** start ENTRIES PROVIDED **

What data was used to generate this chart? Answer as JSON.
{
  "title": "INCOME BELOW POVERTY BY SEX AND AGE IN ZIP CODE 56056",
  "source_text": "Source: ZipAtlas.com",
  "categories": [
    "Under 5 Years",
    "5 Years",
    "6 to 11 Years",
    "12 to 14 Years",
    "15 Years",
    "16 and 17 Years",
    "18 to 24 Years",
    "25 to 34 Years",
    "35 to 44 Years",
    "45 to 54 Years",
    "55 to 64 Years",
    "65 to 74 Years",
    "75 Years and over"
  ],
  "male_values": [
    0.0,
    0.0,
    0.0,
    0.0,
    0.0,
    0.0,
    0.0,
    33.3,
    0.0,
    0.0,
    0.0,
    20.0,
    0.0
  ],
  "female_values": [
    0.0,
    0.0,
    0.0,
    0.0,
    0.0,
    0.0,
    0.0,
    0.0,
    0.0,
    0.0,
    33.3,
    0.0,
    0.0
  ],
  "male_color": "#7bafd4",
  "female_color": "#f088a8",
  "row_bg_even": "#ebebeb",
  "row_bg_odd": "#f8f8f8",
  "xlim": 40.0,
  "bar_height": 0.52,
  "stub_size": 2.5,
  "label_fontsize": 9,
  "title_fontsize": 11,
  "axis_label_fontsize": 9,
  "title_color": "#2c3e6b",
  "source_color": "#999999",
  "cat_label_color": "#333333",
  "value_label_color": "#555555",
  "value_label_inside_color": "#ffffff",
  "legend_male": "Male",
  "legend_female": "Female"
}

** end ENTRIES PROVIDED **

JOB: Make an exact copy of every line in the data.

SOLUTION:
What data was used to generate this chart? Answer as JSON.
{
  "title": "INCOME BELOW POVERTY BY SEX AND AGE IN ZIP CODE 56056",
  "source_text": "Source: ZipAtlas.com",
  "categories": [
    "Under 5 Years",
    "5 Years",
    "6 to 11 Years",
    "12 to 14 Years",
    "15 Years",
    "16 and 17 Years",
    "18 to 24 Years",
    "25 to 34 Years",
    "35 to 44 Years",
    "45 to 54 Years",
    "55 to 64 Years",
    "65 to 74 Years",
    "75 Years and over"
  ],
  "male_values": [
    0.0,
    0.0,
    0.0,
    0.0,
    0.0,
    0.0,
    0.0,
    33.3,
    0.0,
    0.0,
    0.0,
    20.0,
    0.0
  ],
  "female_values": [
    0.0,
    0.0,
    0.0,
    0.0,
    0.0,
    0.0,
    0.0,
    0.0,
    0.0,
    0.0,
    33.3,
    0.0,
    0.0
  ],
  "male_color": "#7bafd4",
  "female_color": "#f088a8",
  "row_bg_even": "#ebebeb",
  "row_bg_odd": "#f8f8f8",
  "xlim": 40.0,
  "bar_height": 0.52,
  "stub_size": 2.5,
  "label_fontsize": 9,
  "title_fontsize": 11,
  "axis_label_fontsize": 9,
  "title_color": "#2c3e6b",
  "source_color": "#999999",
  "cat_label_color": "#333333",
  "value_label_color": "#555555",
  "value_label_inside_color": "#ffffff",
  "legend_male": "Male",
  "legend_female": "Female"
}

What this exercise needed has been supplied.